WHAT YOU HAVE TO DO: Give the material again in full, matching it exactly.
----- DATASET RECORDS
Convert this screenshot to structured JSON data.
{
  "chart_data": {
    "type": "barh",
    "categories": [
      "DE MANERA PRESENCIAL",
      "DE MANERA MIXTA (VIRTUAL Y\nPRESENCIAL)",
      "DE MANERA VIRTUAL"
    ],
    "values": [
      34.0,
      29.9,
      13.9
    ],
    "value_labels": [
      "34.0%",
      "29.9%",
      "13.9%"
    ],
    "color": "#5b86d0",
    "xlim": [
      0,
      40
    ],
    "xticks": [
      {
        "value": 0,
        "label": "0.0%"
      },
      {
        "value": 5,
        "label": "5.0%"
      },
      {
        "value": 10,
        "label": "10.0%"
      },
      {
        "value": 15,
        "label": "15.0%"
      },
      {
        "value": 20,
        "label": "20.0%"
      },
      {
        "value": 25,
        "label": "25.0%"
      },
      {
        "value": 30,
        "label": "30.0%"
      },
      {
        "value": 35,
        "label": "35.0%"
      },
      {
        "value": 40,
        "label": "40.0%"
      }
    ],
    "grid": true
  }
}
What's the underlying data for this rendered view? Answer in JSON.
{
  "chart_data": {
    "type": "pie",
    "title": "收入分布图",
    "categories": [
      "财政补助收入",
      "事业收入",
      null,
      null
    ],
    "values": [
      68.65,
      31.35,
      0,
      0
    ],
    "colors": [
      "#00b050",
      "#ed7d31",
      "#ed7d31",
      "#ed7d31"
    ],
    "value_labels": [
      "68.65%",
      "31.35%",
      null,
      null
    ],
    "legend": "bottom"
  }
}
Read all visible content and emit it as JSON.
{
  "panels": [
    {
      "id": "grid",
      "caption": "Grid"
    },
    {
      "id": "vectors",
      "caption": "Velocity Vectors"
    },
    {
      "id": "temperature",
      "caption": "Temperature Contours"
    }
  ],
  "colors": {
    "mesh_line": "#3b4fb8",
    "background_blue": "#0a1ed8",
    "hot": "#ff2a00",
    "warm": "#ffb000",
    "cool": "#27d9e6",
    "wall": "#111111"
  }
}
----------
RESPONSE BELOW:
Convert this screenshot to structured JSON data.
{
  "chart_data": {
    "type": "barh",
    "categories": [
      "DE MANERA PRESENCIAL",
      "DE MANERA MIXTA (VIRTUAL Y\nPRESENCIAL)",
      "DE MANERA VIRTUAL"
    ],
    "values": [
      34.0,
      29.9,
      13.9
    ],
    "value_labels": [
      "34.0%",
      "29.9%",
      "13.9%"
    ],
    "color": "#5b86d0",
    "xlim": [
      0,
      40
    ],
    "xticks": [
      {
        "value": 0,
        "label": "0.0%"
      },
      {
        "value": 5,
        "label": "5.0%"
      },
      {
        "value": 10,
        "label": "10.0%"
      },
      {
        "value": 15,
        "label": "15.0%"
      },
      {
        "value": 20,
        "label": "20.0%"
      },
      {
        "value": 25,
        "label": "25.0%"
      },
      {
        "value": 30,
        "label": "30.0%"
      },
      {
        "value": 35,
        "label": "35.0%"
      },
      {
        "value": 40,
        "label": "40.0%"
      }
    ],
    "grid": true
  }
}
What's the underlying data for this rendered view? Answer in JSON.
{
  "chart_data": {
    "type": "pie",
    "title": "收入分布图",
    "categories": [
      "财政补助收入",
      "事业收入",
      null,
      null
    ],
    "values": [
      68.65,
      31.35,
      0,
      0
    ],
    "colors": [
      "#00b050",
      "#ed7d31",
      "#ed7d31",
      "#ed7d31"
    ],
    "value_labels": [
      "68.65%",
      "31.35%",
      null,
      null
    ],
    "legend": "bottom"
  }
}
Read all visible content and emit it as JSON.
{
  "panels": [
    {
      "id": "grid",
      "caption": "Grid"
    },
    {
      "id": "vectors",
      "caption": "Velocity Vectors"
    },
    {
      "id": "temperature",
      "caption": "Temperature Contours"
    }
  ],
  "colors": {
    "mesh_line": "#3b4fb8",
    "background_blue": "#0a1ed8",
    "hot": "#ff2a00",
    "warm": "#ffb000",
    "cool": "#27d9e6",
    "wall": "#111111"
  }
}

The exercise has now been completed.